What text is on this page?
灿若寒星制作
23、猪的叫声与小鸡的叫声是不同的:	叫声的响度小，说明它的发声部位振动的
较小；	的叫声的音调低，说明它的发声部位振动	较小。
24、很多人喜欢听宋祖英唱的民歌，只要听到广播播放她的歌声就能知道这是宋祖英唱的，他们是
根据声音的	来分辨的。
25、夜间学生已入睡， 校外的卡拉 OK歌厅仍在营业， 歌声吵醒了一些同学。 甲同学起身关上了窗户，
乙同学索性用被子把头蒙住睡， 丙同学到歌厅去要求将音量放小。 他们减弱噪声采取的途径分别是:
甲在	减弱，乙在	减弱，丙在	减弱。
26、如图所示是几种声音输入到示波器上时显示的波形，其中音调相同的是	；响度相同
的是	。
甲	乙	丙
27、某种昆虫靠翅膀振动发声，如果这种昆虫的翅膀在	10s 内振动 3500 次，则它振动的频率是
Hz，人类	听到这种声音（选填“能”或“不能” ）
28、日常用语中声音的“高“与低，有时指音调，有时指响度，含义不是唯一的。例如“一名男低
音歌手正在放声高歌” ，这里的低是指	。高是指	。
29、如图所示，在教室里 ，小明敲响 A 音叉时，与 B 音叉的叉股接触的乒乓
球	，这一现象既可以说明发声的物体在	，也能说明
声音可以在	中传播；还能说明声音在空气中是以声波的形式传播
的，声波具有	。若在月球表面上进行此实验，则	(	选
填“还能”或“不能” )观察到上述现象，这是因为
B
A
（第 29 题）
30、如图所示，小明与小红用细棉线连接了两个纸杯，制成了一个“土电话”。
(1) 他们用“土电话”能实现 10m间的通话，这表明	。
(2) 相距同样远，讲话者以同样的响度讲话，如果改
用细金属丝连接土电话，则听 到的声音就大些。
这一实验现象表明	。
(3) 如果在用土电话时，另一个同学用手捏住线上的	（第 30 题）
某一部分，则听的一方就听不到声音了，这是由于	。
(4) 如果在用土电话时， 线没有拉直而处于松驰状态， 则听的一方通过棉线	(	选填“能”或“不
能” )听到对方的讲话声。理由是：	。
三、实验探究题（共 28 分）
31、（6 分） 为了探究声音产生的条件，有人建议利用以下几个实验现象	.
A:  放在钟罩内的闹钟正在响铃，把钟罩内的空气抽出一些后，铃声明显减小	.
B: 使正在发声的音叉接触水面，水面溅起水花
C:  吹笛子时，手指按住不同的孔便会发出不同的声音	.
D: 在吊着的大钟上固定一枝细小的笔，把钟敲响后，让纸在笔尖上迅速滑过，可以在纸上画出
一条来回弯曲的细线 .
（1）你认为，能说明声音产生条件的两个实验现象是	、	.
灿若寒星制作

## [What this task involves]
Output all of the data again, exactly.

## [Expected answer]
What text is on this page?
灿若寒星制作
23、猪的叫声与小鸡的叫声是不同的:	叫声的响度小，说明它的发声部位振动的
较小；	的叫声的音调低，说明它的发声部位振动	较小。
24、很多人喜欢听宋祖英唱的民歌，只要听到广播播放她的歌声就能知道这是宋祖英唱的，他们是
根据声音的	来分辨的。
25、夜间学生已入睡， 校外的卡拉 OK歌厅仍在营业， 歌声吵醒了一些同学。 甲同学起身关上了窗户，
乙同学索性用被子把头蒙住睡， 丙同学到歌厅去要求将音量放小。 他们减弱噪声采取的途径分别是:
甲在	减弱，乙在	减弱，丙在	减弱。
26、如图所示是几种声音输入到示波器上时显示的波形，其中音调相同的是	；响度相同
的是	。
甲	乙	丙
27、某种昆虫靠翅膀振动发声，如果这种昆虫的翅膀在	10s 内振动 3500 次，则它振动的频率是
Hz，人类	听到这种声音（选填“能”或“不能” ）
28、日常用语中声音的“高“与低，有时指音调，有时指响度，含义不是唯一的。例如“一名男低
音歌手正在放声高歌” ，这里的低是指	。高是指	。
29、如图所示，在教室里 ，小明敲响 A 音叉时，与 B 音叉的叉股接触的乒乓
球	，这一现象既可以说明发声的物体在	，也能说明
声音可以在	中传播；还能说明声音在空气中是以声波的形式传播
的，声波具有	。若在月球表面上进行此实验，则	(	选
填“还能”或“不能” )观察到上述现象，这是因为
B
A
（第 29 题）
30、如图所示，小明与小红用细棉线连接了两个纸杯，制成了一个“土电话”。
(1) 他们用“土电话”能实现 10m间的通话，这表明	。
(2) 相距同样远，讲话者以同样的响度讲话，如果改
用细金属丝连接土电话，则听 到的声音就大些。
这一实验现象表明	。
(3) 如果在用土电话时，另一个同学用手捏住线上的	（第 30 题）
某一部分，则听的一方就听不到声音了，这是由于	。
(4) 如果在用土电话时， 线没有拉直而处于松驰状态， 则听的一方通过棉线	(	选填“能”或“不
能” )听到对方的讲话声。理由是：	。
三、实验探究题（共 28 分）
31、（6 分） 为了探究声音产生的条件，有人建议利用以下几个实验现象	.
A:  放在钟罩内的闹钟正在响铃，把钟罩内的空气抽出一些后，铃声明显减小	.
B: 使正在发声的音叉接触水面，水面溅起水花
C:  吹笛子时，手指按住不同的孔便会发出不同的声音	.
D: 在吊着的大钟上固定一枝细小的笔，把钟敲响后，让纸在笔尖上迅速滑过，可以在纸上画出
一条来回弯曲的细线 .
（1）你认为，能说明声音产生条件的两个实验现象是	、	.
灿若寒星制作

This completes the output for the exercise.